Records supplied:
################

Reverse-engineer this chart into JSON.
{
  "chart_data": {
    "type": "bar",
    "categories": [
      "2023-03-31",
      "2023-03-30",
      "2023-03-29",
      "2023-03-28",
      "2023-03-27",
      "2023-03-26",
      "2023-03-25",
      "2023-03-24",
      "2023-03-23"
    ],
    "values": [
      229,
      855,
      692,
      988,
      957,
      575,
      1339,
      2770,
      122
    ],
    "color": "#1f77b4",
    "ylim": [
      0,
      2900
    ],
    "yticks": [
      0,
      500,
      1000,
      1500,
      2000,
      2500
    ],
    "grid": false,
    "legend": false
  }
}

################

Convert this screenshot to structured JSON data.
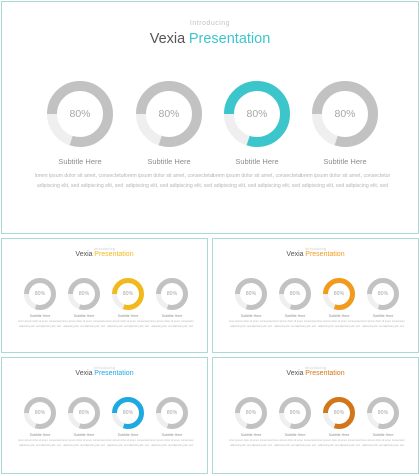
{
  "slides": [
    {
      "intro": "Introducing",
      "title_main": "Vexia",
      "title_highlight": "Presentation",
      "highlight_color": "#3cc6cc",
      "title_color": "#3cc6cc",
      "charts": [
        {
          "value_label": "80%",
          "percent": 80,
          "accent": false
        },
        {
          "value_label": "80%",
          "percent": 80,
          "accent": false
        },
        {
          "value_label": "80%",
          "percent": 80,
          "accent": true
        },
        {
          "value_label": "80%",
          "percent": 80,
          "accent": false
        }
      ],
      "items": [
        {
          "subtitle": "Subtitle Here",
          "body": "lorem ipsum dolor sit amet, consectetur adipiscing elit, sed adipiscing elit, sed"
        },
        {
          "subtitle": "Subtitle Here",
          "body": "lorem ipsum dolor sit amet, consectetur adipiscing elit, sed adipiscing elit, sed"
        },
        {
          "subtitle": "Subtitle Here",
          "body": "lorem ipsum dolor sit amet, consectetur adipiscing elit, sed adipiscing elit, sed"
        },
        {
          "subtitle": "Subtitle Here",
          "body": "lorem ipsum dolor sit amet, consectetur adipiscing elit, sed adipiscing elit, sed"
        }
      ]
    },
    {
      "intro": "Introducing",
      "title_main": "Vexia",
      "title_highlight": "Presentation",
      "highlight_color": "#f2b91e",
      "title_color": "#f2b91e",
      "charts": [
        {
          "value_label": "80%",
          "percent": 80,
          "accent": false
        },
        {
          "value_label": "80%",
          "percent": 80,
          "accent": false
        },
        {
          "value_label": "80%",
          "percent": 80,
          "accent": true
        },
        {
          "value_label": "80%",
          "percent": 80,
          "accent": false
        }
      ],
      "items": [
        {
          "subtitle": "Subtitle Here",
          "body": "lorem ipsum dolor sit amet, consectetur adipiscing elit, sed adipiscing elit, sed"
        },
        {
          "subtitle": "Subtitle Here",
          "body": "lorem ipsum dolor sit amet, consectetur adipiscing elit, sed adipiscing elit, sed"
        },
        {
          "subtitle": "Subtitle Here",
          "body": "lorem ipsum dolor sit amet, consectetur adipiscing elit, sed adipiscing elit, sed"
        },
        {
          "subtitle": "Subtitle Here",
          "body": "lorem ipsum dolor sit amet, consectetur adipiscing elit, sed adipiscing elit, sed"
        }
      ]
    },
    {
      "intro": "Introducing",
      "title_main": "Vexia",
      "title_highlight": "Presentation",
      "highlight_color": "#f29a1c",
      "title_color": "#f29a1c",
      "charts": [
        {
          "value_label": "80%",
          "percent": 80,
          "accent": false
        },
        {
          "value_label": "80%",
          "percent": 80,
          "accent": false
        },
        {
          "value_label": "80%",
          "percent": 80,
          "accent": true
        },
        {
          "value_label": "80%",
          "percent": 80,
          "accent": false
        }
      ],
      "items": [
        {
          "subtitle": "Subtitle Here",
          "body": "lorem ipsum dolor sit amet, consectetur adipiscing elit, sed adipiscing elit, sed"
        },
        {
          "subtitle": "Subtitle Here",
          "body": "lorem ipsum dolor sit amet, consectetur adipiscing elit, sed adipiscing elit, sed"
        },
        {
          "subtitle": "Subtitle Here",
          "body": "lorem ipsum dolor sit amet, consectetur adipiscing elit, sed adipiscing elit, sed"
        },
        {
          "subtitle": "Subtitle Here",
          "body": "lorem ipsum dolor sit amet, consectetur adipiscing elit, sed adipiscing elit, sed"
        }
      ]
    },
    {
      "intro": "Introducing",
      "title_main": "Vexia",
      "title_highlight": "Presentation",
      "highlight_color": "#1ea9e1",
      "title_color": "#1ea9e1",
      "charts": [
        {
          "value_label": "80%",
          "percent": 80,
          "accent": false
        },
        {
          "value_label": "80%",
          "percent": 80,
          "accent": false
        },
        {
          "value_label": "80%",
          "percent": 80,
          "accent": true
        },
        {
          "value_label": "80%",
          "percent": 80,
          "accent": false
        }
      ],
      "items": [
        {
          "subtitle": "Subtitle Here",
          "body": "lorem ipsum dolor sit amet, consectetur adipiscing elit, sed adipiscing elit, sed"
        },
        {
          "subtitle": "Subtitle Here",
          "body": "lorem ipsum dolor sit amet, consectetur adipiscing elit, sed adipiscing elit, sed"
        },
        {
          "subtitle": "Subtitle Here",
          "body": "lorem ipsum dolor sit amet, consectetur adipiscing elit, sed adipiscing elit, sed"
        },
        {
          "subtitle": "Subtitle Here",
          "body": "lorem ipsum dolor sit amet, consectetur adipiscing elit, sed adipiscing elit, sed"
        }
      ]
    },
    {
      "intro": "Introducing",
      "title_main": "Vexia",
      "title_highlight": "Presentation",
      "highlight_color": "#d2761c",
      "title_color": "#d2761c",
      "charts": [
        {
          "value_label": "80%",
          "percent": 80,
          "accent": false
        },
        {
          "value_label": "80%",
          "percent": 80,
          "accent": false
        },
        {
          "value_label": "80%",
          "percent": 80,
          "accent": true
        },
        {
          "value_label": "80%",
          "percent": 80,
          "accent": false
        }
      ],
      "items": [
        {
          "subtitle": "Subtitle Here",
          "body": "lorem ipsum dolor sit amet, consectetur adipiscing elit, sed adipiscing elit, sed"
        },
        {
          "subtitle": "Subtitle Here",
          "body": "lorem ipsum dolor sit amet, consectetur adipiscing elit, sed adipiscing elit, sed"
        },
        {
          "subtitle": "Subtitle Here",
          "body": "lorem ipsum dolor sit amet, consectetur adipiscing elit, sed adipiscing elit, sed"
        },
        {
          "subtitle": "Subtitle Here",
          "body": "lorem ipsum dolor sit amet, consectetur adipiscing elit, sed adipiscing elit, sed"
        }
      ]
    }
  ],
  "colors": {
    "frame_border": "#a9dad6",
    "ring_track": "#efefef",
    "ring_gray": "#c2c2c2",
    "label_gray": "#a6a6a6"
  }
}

################

Exercise aim: From the listing above, collect each line in which the string "JSON" appears.

Solution below:
Reverse-engineer this chart into JSON.
Convert this screenshot to structured JSON data.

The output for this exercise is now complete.